* **Aim 1**:
Decide whether each statement below agrees with the test readiness thread. For each, answer yes or no and quote the words from the thread that settle it.
(a) Derek added an account on info.psc.xsede.org under the name arnoldg.
(b) The last post says logging into info.psc.xsede.org worked but logging into bridges did not.
(c) Shava wrote that Derek would set Galen up with a test resource with slurm logs.
* **Aim 2**:
According to the test readiness thread, which password should be used to log into info.psc.xsede.org?
* **Aim 3**:
Carry on the test readiness thread, starting after its last post.

Test Readiness Review and Testing Feedback

39 posts / 0 new
Last post
Test Readiness Review and Testing Feedback

Reply to this thread with testing related feedback.

Delivery Effort Stage: 
  • I don't have info on the PSC test resource. ( how to access, what is it, what is already setup on it )?  root access via ??? Is it running a batch system ???  I have no starting point at this time.
  • Which parts of the test plan should be run with the test resource.  There are a couple ways to install IPF, do you have a preference?  I could do up to 2 if needed.
  • The test plan would like "Ideally, the tests in this section will be performed on all of the target platforms listed above." . Not being root, uh, no. But if it is installed on one them I'd be happy to look around and try to verify some functionality at the user level. If you know of a system where I could do that point it out.

Hi Galen,

Derek said he would set you up with a test resource with slurm logs.  We'll check status today on the call.

Thanks!

Shava

Galen,

I added an account on info.psc.xsede.org for you (arnoldg). You should be able to login using your PSC (Kerberos) password.

- Derek

I can get into bridges ok with arnoldg and my recently updated psc password, but not info.psc.xsede.org ... "permission denied".  Can you see what's happening?  Is there some propagation delay there on a password reset?

* **Extracted material**:

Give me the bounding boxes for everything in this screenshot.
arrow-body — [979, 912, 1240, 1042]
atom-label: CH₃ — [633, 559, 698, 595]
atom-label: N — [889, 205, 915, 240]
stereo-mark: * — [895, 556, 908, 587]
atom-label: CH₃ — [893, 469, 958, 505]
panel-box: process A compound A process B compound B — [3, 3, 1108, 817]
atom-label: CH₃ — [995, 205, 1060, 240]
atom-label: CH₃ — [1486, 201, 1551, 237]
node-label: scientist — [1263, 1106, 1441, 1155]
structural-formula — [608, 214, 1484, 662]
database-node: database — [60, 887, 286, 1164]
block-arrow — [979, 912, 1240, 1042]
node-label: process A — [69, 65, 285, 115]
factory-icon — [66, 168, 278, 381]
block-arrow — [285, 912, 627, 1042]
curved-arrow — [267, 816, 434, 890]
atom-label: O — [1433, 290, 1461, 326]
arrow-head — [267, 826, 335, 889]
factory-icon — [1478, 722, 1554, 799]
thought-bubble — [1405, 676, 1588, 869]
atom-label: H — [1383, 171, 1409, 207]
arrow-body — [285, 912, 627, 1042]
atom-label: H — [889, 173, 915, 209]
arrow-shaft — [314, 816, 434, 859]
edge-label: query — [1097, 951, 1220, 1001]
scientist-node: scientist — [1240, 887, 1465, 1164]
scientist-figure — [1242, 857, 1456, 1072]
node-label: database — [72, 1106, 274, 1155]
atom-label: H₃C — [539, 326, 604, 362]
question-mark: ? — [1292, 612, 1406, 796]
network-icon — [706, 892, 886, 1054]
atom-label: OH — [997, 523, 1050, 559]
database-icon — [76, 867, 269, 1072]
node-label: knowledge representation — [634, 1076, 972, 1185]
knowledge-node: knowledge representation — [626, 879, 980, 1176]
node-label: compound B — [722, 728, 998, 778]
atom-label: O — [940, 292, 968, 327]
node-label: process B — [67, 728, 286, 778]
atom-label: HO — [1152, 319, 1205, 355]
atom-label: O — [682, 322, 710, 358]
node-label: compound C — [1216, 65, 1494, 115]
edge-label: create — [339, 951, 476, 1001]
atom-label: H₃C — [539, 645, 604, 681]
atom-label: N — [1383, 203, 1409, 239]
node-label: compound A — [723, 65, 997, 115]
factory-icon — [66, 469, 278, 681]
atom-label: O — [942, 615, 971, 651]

* **Right answer 1**:
(a) Yes: "I added an account on info.psc.xsede.org for you (arnoldg)."
(b) No: "I can get into bridges ok with arnoldg and my recently updated psc password, but not info.psc.xsede.org"
(c) Yes: "Derek said he would set you up with a test resource with slurm logs."

* **Right answer 2**:
The PSC (Kerberos) password.

* **Right answer 3**:
I probably forgot a step - will check and get back to you. - Derek

Galen, please retry your ssh login to info.psc.xsede.org - SSH should let you in now...

Hi Derek,

Can Galen access the Slurm logs from this host?

Thanks!

Shava

Yes, Galen should be able to read the Bridges SLURM logs at /var/log/slurmctld.log

[dsimmel@info ~]$ ls -l /var/log/slurmctld.log

-rw-r--r-- 1 root root 1153204740 Mar  9 19:53 /var/log/slurmctld.log

Thanks!

You should try the pip install method of installation, particularly if you are testing on resources where you don't have root.  You shouldn't need root to test most functionality.

It would be good if you could run through at least a minimal RPM install on a system where you have root (even if it is not a real resource), just to sanity check the RPM.

Ideally, all tests in the main part of the test plan (not the appendix) should be run, though not all are applicable on all resources.  You probably don't need special permissions for anything except possibly looking at the slurmctl.log for the job updates flow, or running the workflows as services, which isn't terribly important for testing.

I didn't find any reference in the Test Plan to "service ipf-RESOURCE_NAME-glue2-activity start" ( Install guide test example 3. ).  Is that ok to leave out of this testing?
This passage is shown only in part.